◆ TASK ITEM A ◆
Quote the plan excerpt word for word, starting with "Upon submission of" and going on through "as a director.".
◆ TASK ITEM B ◆
According to the plan excerpt, what must a Participant submit for the Company to reimburse expenses?

◆ EXTRACT PROVIDED ◆
━━━━━━━━━━━━━━━━

From time to time, the Board (or at its direction, the Compensation Committee) may make grants of Common Stock or Common Stock derivatives (such as stock options or restricted unit awards) to Participants as compensation for their service on the Board with such terms and conditions as are stated in the grant. The grant shall be made pursuant to this Plan and the terms of the Equity Plan. The current equity grants are summarized on Exhibit A.

 

4. Expenses


Upon submission of appropriate receipts, invoices or vouchers as the Company may reasonably require, the Company shall reimburse each Participant for all reasonable out-of-pocket expenses that the Participant may incur in connection with the Participant’s performance of the Participant’s duties as a director.

 

5. General

 

  (a) None of this Plan, the Equity Plan, the grant of any award under this Plan or the Equity Plan or any other action taken pursuant to this Plan or the Equity Plan shall constitute or be evidence of any agreement or understanding, express or implied, that the Company will retain a Participant for any period of time or at any particular rate or amount of compensation.

━━━━━━━━━━━━━━━━

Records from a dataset
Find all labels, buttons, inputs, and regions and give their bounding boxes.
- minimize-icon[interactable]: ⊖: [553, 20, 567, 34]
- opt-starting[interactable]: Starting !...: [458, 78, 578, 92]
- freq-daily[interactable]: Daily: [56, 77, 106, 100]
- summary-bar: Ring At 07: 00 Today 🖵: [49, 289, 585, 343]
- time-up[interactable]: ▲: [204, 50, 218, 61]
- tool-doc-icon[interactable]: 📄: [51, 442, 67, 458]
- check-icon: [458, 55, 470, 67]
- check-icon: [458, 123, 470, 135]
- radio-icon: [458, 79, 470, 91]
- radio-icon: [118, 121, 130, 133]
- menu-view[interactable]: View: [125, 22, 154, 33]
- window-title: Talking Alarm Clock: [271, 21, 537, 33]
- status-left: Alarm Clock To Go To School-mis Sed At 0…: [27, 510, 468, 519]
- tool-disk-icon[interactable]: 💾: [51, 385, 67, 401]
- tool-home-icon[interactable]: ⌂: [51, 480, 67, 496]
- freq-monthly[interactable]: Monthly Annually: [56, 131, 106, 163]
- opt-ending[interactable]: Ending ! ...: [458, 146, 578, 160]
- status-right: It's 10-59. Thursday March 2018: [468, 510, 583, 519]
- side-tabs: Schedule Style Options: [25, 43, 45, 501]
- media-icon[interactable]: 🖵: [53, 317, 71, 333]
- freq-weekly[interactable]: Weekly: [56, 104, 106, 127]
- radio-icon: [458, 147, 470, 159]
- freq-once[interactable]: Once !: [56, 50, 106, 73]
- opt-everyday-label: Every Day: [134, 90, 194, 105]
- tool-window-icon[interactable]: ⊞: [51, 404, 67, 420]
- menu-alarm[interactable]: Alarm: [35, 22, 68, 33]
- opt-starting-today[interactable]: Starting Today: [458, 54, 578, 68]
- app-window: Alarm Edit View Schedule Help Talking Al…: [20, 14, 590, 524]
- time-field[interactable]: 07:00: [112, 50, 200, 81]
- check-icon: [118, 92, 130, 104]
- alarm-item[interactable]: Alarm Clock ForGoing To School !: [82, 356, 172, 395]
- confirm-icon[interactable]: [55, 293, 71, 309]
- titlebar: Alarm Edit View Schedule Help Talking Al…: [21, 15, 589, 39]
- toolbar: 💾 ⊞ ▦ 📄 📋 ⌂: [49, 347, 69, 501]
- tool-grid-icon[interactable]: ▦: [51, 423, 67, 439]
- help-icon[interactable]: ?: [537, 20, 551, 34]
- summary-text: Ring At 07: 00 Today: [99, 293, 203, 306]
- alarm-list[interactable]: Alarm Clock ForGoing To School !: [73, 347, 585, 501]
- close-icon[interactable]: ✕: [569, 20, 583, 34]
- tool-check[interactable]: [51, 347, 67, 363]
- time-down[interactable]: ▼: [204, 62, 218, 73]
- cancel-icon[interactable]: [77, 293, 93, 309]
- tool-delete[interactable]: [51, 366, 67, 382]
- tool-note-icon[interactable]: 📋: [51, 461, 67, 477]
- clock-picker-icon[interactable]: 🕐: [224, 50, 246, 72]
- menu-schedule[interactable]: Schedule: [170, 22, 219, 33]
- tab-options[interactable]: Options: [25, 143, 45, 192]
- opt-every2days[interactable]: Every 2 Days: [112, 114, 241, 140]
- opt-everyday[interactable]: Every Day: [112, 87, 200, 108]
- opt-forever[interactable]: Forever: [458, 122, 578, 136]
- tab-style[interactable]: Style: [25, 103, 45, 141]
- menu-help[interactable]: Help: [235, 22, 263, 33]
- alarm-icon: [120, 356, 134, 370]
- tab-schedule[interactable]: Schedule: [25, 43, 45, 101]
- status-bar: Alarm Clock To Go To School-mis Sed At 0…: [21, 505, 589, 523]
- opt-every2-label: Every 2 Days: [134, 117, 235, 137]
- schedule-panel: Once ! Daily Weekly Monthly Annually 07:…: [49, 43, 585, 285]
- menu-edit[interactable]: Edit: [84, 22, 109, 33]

━━━━━━━━━━━━━━━━

◆ WRITTEN SOLUTION A ◆
Upon submission of appropriate receipts, invoices or vouchers as the Company may reasonably require, the Company shall reimburse each Participant for all reasonable out-of-pocket expenses that the Participant may incur in connection with the Participant’s performance of the Participant’s duties as a director.

◆ WRITTEN SOLUTION B ◆
Appropriate receipts, invoices or vouchers as the Company may reasonably require.